→ **Data excerpts**
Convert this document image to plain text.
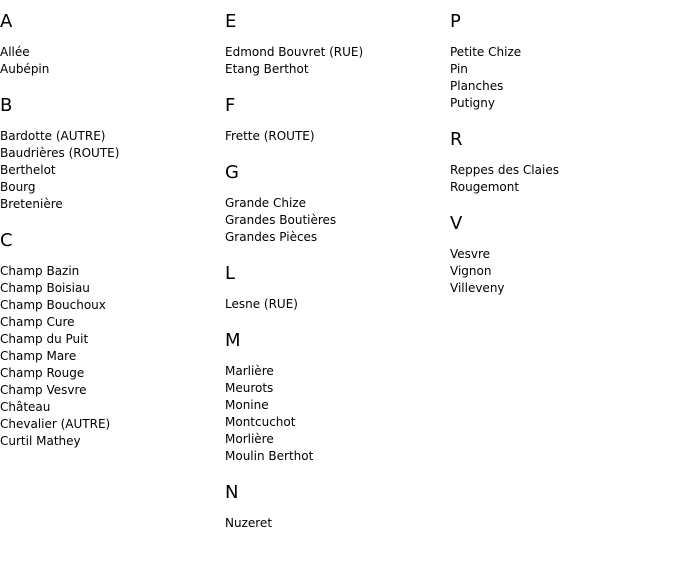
A
Allée
Aubépin
B
Bardotte (AUTRE)
Baudrières (ROUTE)
Berthelot
Bourg
Bretenière
C
Champ Bazin
Champ Boisiau
Champ Bouchoux
Champ Cure
Champ du Puit
Champ Mare
Champ Rouge
Champ Vesvre
Château
Chevalier (AUTRE)
Curtil Mathey
E
Edmond Bouvret (RUE)
Etang Berthot
F
Frette (ROUTE)
G
Grande Chize
Grandes Boutières
Grandes Pièces
L
Lesne (RUE)
M
Marlière
Meurots
Monine
Montcuchot
Morlière
Moulin Berthot
N
Nuzeret
P
Petite Chize
Pin
Planches
Putigny
R
Reppes des Claies
Rougemont
V
Vesvre
Vignon
Villeveny
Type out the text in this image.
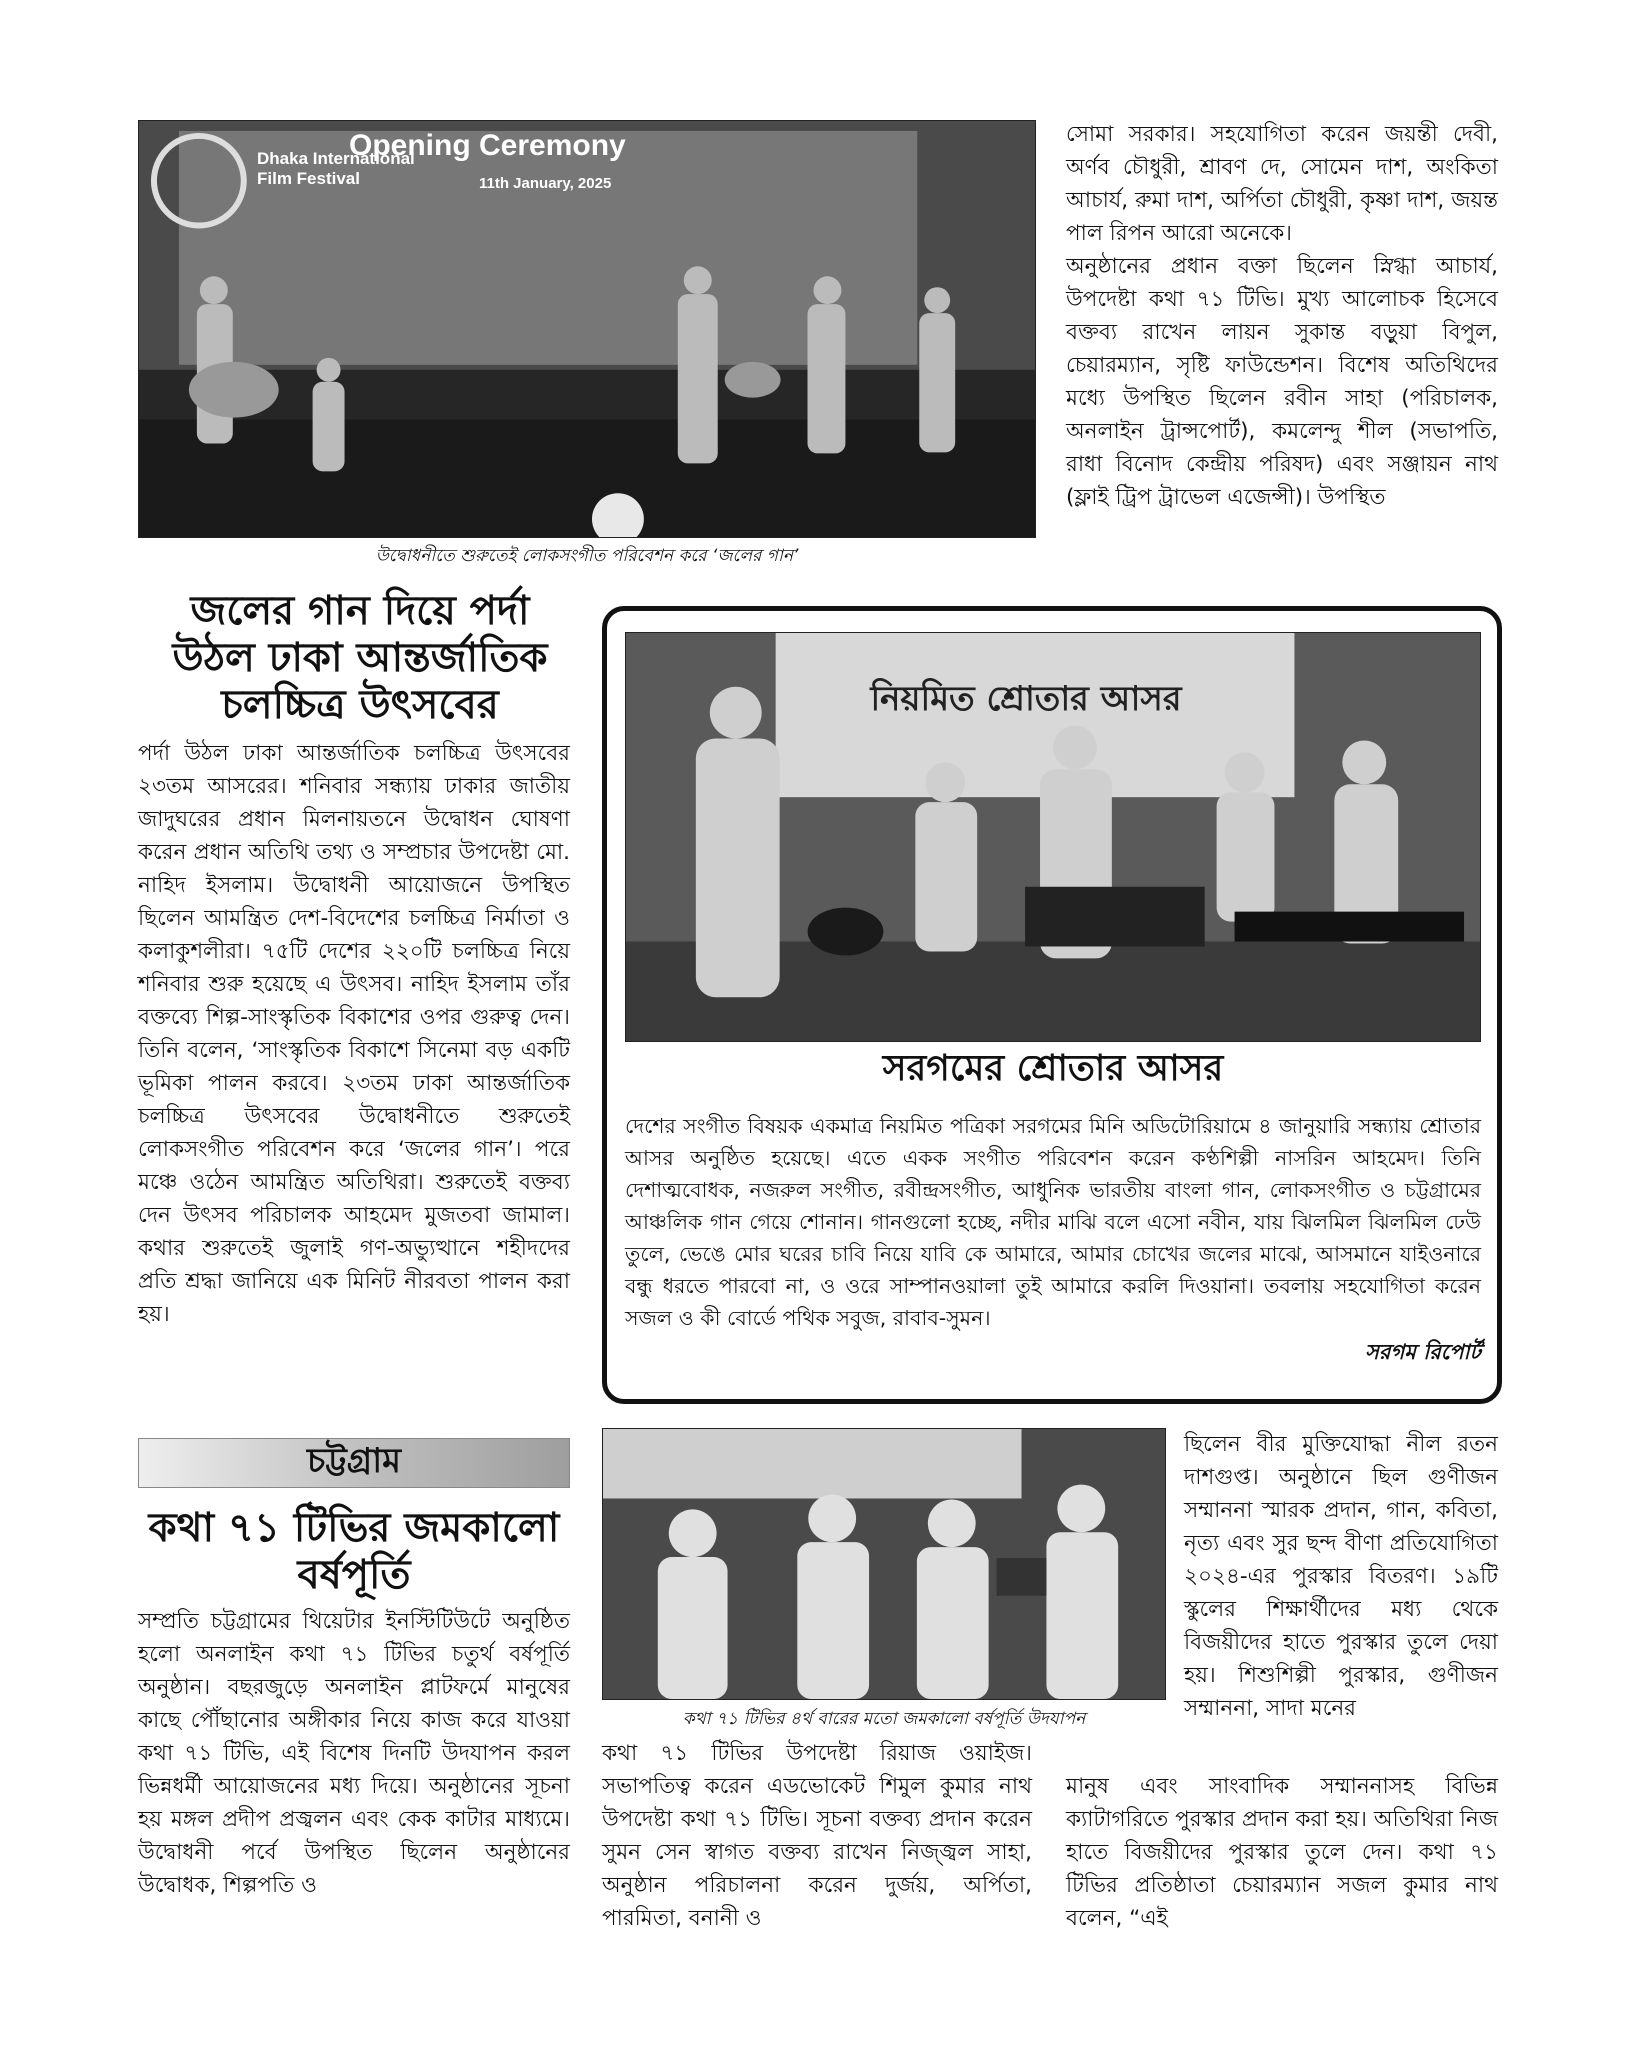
Opening Ceremony
Dhaka International Film Festival	11th January, 2025
উদ্বোধনীতে শুরুতেই লোকসংগীত পরিবেশন করে ‘জলের গান’

সোমা সরকার। সহযোগিতা করেন জয়ন্তী দেবী, অর্ণব চৌধুরী, শ্রাবণ দে, সোমেন দাশ, অংকিতা আচার্য, রুমা দাশ, অর্পিতা চৌধুরী, কৃষ্ণা দাশ, জয়ন্ত পাল রিপন আরো অনেকে।

অনুষ্ঠানের প্রধান বক্তা ছিলেন স্নিগ্ধা আচার্য, উপদেষ্টা কথা ৭১ টিভি। মুখ্য আলোচক হিসেবে বক্তব্য রাখেন লায়ন সুকান্ত বড়ুয়া বিপুল, চেয়ারম্যান, সৃষ্টি ফাউন্ডেশন। বিশেষ অতিথিদের মধ্যে উপস্থিত ছিলেন রবীন সাহা (পরিচালক, অনলাইন ট্রান্সপোর্ট), কমলেন্দু শীল (সভাপতি, রাধা বিনোদ কেন্দ্রীয় পরিষদ) এবং সঞ্জায়ন নাথ (ফ্লাই ট্রিপ ট্রাভেল এজেন্সী)। উপস্থিত

জলের গান দিয়ে পর্দা উঠল ঢাকা আন্তর্জাতিক চলচ্চিত্র উৎসবের

পর্দা উঠল ঢাকা আন্তর্জাতিক চলচ্চিত্র উৎসবের ২৩তম আসরের। শনিবার সন্ধ্যায় ঢাকার জাতীয় জাদুঘরের প্রধান মিলনায়তনে উদ্বোধন ঘোষণা করেন প্রধান অতিথি তথ্য ও সম্প্রচার উপদেষ্টা মো. নাহিদ ইসলাম। উদ্বোধনী আয়োজনে উপস্থিত ছিলেন আমন্ত্রিত দেশ-বিদেশের চলচ্চিত্র নির্মাতা ও কলাকুশলীরা। ৭৫টি দেশের ২২০টি চলচ্চিত্র নিয়ে শনিবার শুরু হয়েছে এ উৎসব। নাহিদ ইসলাম তাঁর বক্তব্যে শিল্প-সাংস্কৃতিক বিকাশের ওপর গুরুত্ব দেন। তিনি বলেন, ‘সাংস্কৃতিক বিকাশে সিনেমা বড় একটি ভূমিকা পালন করবে। ২৩তম ঢাকা আন্তর্জাতিক চলচ্চিত্র উৎসবের উদ্বোধনীতে শুরুতেই লোকসংগীত পরিবেশন করে ‘জলের গান’। পরে মঞ্চে ওঠেন আমন্ত্রিত অতিথিরা। শুরুতেই বক্তব্য দেন উৎসব পরিচালক আহমেদ মুজতবা জামাল। কথার শুরুতেই জুলাই গণ-অভ্যুত্থানে শহীদদের প্রতি শ্রদ্ধা জানিয়ে এক মিনিট নীরবতা পালন করা হয়।

নিয়মিত শ্রোতার আসর
সরগমের শ্রোতার আসর

দেশের সংগীত বিষয়ক একমাত্র নিয়মিত পত্রিকা সরগমের মিনি অডিটোরিয়ামে ৪ জানুয়ারি সন্ধ্যায় শ্রোতার আসর অনুষ্ঠিত হয়েছে। এতে একক সংগীত পরিবেশন করেন কণ্ঠশিল্পী নাসরিন আহমেদ। তিনি দেশাত্মবোধক, নজরুল সংগীত, রবীন্দ্রসংগীত, আধুনিক ভারতীয় বাংলা গান, লোকসংগীত ও চট্টগ্রামের আঞ্চলিক গান গেয়ে শোনান। গানগুলো হচ্ছে, নদীর মাঝি বলে এসো নবীন, যায় ঝিলমিল ঝিলমিল ঢেউ তুলে, ভেঙে মোর ঘরের চাবি নিয়ে যাবি কে আমারে, আমার চোখের জলের মাঝে, আসমানে যাইওনারে বন্ধু ধরতে পারবো না, ও ওরে সাম্পানওয়ালা তুই আমারে করলি দিওয়ানা। তবলায় সহযোগিতা করেন সজল ও কী বোর্ডে পথিক সবুজ, রাবাব-সুমন।

সরগম রিপোর্ট
চট্টগ্রাম
কথা ৭১ টিভির জমকালো বর্ষপূর্তি

সম্প্রতি চট্টগ্রামের থিয়েটার ইনস্টিটিউটে অনুষ্ঠিত হলো অনলাইন কথা ৭১ টিভির চতুর্থ বর্ষপূর্তি অনুষ্ঠান। বছরজুড়ে অনলাইন প্লাটফর্মে মানুষের কাছে পৌঁছানোর অঙ্গীকার নিয়ে কাজ করে যাওয়া কথা ৭১ টিভি, এই বিশেষ দিনটি উদযাপন করল ভিন্নধর্মী আয়োজনের মধ্য দিয়ে। অনুষ্ঠানের সূচনা হয় মঙ্গল প্রদীপ প্রজ্বলন এবং কেক কাটার মাধ্যমে। উদ্বোধনী পর্বে উপস্থিত ছিলেন অনুষ্ঠানের উদ্বোধক, শিল্পপতি ও

কথা ৭১ টিভির ৪র্থ বারের মতো জমকালো বর্ষপূর্তি উদযাপন

কথা ৭১ টিভির উপদেষ্টা রিয়াজ ওয়াইজ। সভাপতিত্ব করেন এডভোকেট শিমুল কুমার নাথ উপদেষ্টা কথা ৭১ টিভি। সূচনা বক্তব্য প্রদান করেন সুমন সেন স্বাগত বক্তব্য রাখেন নিজ্জ্বল সাহা, অনুষ্ঠান পরিচালনা করেন দুর্জয়, অর্পিতা, পারমিতা, বনানী ও

ছিলেন বীর মুক্তিযোদ্ধা নীল রতন দাশগুপ্ত। অনুষ্ঠানে ছিল গুণীজন সম্মাননা স্মারক প্রদান, গান, কবিতা, নৃত্য এবং সুর ছন্দ বীণা প্রতিযোগিতা ২০২৪-এর পুরস্কার বিতরণ। ১৯টি স্কুলের শিক্ষার্থীদের মধ্য থেকে বিজয়ীদের হাতে পুরস্কার তুলে দেয়া হয়। শিশুশিল্পী পুরস্কার, গুণীজন সম্মাননা, সাদা মনের

মানুষ এবং সাংবাদিক সম্মাননাসহ বিভিন্ন ক্যাটাগরিতে পুরস্কার প্রদান করা হয়। অতিথিরা নিজ হাতে বিজয়ীদের পুরস্কার তুলে দেন। কথা ৭১ টিভির প্রতিষ্ঠাতা চেয়ারম্যান সজল কুমার নাথ বলেন, “এই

→ **To do**
Leave the pictures out, and print every line of the listing exactly as written.

→ **Response**
Convert this document image to plain text.
A
Allée
Aubépin
B
Bardotte (AUTRE)
Baudrières (ROUTE)
Berthelot
Bourg
Bretenière
C
Champ Bazin
Champ Boisiau
Champ Bouchoux
Champ Cure
Champ du Puit
Champ Mare
Champ Rouge
Champ Vesvre
Château
Chevalier (AUTRE)
Curtil Mathey
E
Edmond Bouvret (RUE)
Etang Berthot
F
Frette (ROUTE)
G
Grande Chize
Grandes Boutières
Grandes Pièces
L
Lesne (RUE)
M
Marlière
Meurots
Monine
Montcuchot
Morlière
Moulin Berthot
N
Nuzeret
P
Petite Chize
Pin
Planches
Putigny
R
Reppes des Claies
Rougemont
V
Vesvre
Vignon
Villeveny
Type out the text in this image.
Opening Ceremony
Dhaka International Film Festival	11th January, 2025
উদ্বোধনীতে শুরুতেই লোকসংগীত পরিবেশন করে ‘জলের গান’

সোমা সরকার। সহযোগিতা করেন জয়ন্তী দেবী, অর্ণব চৌধুরী, শ্রাবণ দে, সোমেন দাশ, অংকিতা আচার্য, রুমা দাশ, অর্পিতা চৌধুরী, কৃষ্ণা দাশ, জয়ন্ত পাল রিপন আরো অনেকে।

অনুষ্ঠানের প্রধান বক্তা ছিলেন স্নিগ্ধা আচার্য, উপদেষ্টা কথা ৭১ টিভি। মুখ্য আলোচক হিসেবে বক্তব্য রাখেন লায়ন সুকান্ত বড়ুয়া বিপুল, চেয়ারম্যান, সৃষ্টি ফাউন্ডেশন। বিশেষ অতিথিদের মধ্যে উপস্থিত ছিলেন রবীন সাহা (পরিচালক, অনলাইন ট্রান্সপোর্ট), কমলেন্দু শীল (সভাপতি, রাধা বিনোদ কেন্দ্রীয় পরিষদ) এবং সঞ্জায়ন নাথ (ফ্লাই ট্রিপ ট্রাভেল এজেন্সী)। উপস্থিত

জলের গান দিয়ে পর্দা উঠল ঢাকা আন্তর্জাতিক চলচ্চিত্র উৎসবের

পর্দা উঠল ঢাকা আন্তর্জাতিক চলচ্চিত্র উৎসবের ২৩তম আসরের। শনিবার সন্ধ্যায় ঢাকার জাতীয় জাদুঘরের প্রধান মিলনায়তনে উদ্বোধন ঘোষণা করেন প্রধান অতিথি তথ্য ও সম্প্রচার উপদেষ্টা মো. নাহিদ ইসলাম। উদ্বোধনী আয়োজনে উপস্থিত ছিলেন আমন্ত্রিত দেশ-বিদেশের চলচ্চিত্র নির্মাতা ও কলাকুশলীরা। ৭৫টি দেশের ২২০টি চলচ্চিত্র নিয়ে শনিবার শুরু হয়েছে এ উৎসব। নাহিদ ইসলাম তাঁর বক্তব্যে শিল্প-সাংস্কৃতিক বিকাশের ওপর গুরুত্ব দেন। তিনি বলেন, ‘সাংস্কৃতিক বিকাশে সিনেমা বড় একটি ভূমিকা পালন করবে। ২৩তম ঢাকা আন্তর্জাতিক চলচ্চিত্র উৎসবের উদ্বোধনীতে শুরুতেই লোকসংগীত পরিবেশন করে ‘জলের গান’। পরে মঞ্চে ওঠেন আমন্ত্রিত অতিথিরা। শুরুতেই বক্তব্য দেন উৎসব পরিচালক আহমেদ মুজতবা জামাল। কথার শুরুতেই জুলাই গণ-অভ্যুত্থানে শহীদদের প্রতি শ্রদ্ধা জানিয়ে এক মিনিট নীরবতা পালন করা হয়।

নিয়মিত শ্রোতার আসর
সরগমের শ্রোতার আসর

দেশের সংগীত বিষয়ক একমাত্র নিয়মিত পত্রিকা সরগমের মিনি অডিটোরিয়ামে ৪ জানুয়ারি সন্ধ্যায় শ্রোতার আসর অনুষ্ঠিত হয়েছে। এতে একক সংগীত পরিবেশন করেন কণ্ঠশিল্পী নাসরিন আহমেদ। তিনি দেশাত্মবোধক, নজরুল সংগীত, রবীন্দ্রসংগীত, আধুনিক ভারতীয় বাংলা গান, লোকসংগীত ও চট্টগ্রামের আঞ্চলিক গান গেয়ে শোনান। গানগুলো হচ্ছে, নদীর মাঝি বলে এসো নবীন, যায় ঝিলমিল ঝিলমিল ঢেউ তুলে, ভেঙে মোর ঘরের চাবি নিয়ে যাবি কে আমারে, আমার চোখের জলের মাঝে, আসমানে যাইওনারে বন্ধু ধরতে পারবো না, ও ওরে সাম্পানওয়ালা তুই আমারে করলি দিওয়ানা। তবলায় সহযোগিতা করেন সজল ও কী বোর্ডে পথিক সবুজ, রাবাব-সুমন।

সরগম রিপোর্ট
চট্টগ্রাম
কথা ৭১ টিভির জমকালো বর্ষপূর্তি

সম্প্রতি চট্টগ্রামের থিয়েটার ইনস্টিটিউটে অনুষ্ঠিত হলো অনলাইন কথা ৭১ টিভির চতুর্থ বর্ষপূর্তি অনুষ্ঠান। বছরজুড়ে অনলাইন প্লাটফর্মে মানুষের কাছে পৌঁছানোর অঙ্গীকার নিয়ে কাজ করে যাওয়া কথা ৭১ টিভি, এই বিশেষ দিনটি উদযাপন করল ভিন্নধর্মী আয়োজনের মধ্য দিয়ে। অনুষ্ঠানের সূচনা হয় মঙ্গল প্রদীপ প্রজ্বলন এবং কেক কাটার মাধ্যমে। উদ্বোধনী পর্বে উপস্থিত ছিলেন অনুষ্ঠানের উদ্বোধক, শিল্পপতি ও

কথা ৭১ টিভির ৪র্থ বারের মতো জমকালো বর্ষপূর্তি উদযাপন

কথা ৭১ টিভির উপদেষ্টা রিয়াজ ওয়াইজ। সভাপতিত্ব করেন এডভোকেট শিমুল কুমার নাথ উপদেষ্টা কথা ৭১ টিভি। সূচনা বক্তব্য প্রদান করেন সুমন সেন স্বাগত বক্তব্য রাখেন নিজ্জ্বল সাহা, অনুষ্ঠান পরিচালনা করেন দুর্জয়, অর্পিতা, পারমিতা, বনানী ও

ছিলেন বীর মুক্তিযোদ্ধা নীল রতন দাশগুপ্ত। অনুষ্ঠানে ছিল গুণীজন সম্মাননা স্মারক প্রদান, গান, কবিতা, নৃত্য এবং সুর ছন্দ বীণা প্রতিযোগিতা ২০২৪-এর পুরস্কার বিতরণ। ১৯টি স্কুলের শিক্ষার্থীদের মধ্য থেকে বিজয়ীদের হাতে পুরস্কার তুলে দেয়া হয়। শিশুশিল্পী পুরস্কার, গুণীজন সম্মাননা, সাদা মনের

মানুষ এবং সাংবাদিক সম্মাননাসহ বিভিন্ন ক্যাটাগরিতে পুরস্কার প্রদান করা হয়। অতিথিরা নিজ হাতে বিজয়ীদের পুরস্কার তুলে দেন। কথা ৭১ টিভির প্রতিষ্ঠাতা চেয়ারম্যান সজল কুমার নাথ বলেন, “এই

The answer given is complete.